**Short problem**
Reproduce verbatim the stretch of the records from the start through the line containing "watermark-contact: Pyan556 xyxy=(606,91,692,113)", and include nothing beyond it.

**Material shown**
□ □ □ □ □ □ □
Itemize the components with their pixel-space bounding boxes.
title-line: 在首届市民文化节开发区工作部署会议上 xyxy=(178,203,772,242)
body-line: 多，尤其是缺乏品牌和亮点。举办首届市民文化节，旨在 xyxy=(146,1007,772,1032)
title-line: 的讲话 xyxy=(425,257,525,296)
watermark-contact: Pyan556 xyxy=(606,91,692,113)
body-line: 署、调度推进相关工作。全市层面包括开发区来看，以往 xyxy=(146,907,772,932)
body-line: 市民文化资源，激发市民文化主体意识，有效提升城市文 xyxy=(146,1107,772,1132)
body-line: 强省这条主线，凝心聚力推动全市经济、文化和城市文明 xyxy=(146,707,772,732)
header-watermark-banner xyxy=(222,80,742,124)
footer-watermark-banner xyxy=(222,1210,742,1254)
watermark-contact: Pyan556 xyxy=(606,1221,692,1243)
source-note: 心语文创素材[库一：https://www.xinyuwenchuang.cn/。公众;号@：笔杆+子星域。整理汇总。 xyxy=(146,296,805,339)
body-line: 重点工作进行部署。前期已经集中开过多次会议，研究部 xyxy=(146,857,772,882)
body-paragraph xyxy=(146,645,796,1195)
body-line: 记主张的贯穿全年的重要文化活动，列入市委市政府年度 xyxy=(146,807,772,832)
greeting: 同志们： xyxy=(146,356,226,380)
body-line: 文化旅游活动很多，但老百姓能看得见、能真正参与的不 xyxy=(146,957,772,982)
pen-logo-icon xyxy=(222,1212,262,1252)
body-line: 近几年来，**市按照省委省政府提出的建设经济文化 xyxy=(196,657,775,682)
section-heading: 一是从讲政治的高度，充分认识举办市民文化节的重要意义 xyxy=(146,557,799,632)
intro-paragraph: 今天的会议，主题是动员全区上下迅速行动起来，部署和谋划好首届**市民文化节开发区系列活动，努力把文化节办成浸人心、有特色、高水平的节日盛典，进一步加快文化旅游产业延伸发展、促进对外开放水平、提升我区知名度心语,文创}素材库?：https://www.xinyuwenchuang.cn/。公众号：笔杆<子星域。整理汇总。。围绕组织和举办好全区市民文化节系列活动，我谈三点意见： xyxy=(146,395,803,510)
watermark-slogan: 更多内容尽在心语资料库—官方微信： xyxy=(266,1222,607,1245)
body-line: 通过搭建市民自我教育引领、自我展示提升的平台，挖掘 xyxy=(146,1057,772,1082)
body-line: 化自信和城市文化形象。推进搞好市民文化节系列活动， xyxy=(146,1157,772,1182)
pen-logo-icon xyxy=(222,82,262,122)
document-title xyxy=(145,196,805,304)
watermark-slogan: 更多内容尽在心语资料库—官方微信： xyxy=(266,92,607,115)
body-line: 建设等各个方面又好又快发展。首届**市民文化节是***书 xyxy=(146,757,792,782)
□ □ □ □ □ □ □
**Result below**
Itemize the components with their pixel-space bounding boxes.
title-line: 在首届市民文化节开发区工作部署会议上 xyxy=(178,203,772,242)
body-line: 多，尤其是缺乏品牌和亮点。举办首届市民文化节，旨在 xyxy=(146,1007,772,1032)
title-line: 的讲话 xyxy=(425,257,525,296)
watermark-contact: Pyan556 xyxy=(606,91,692,113)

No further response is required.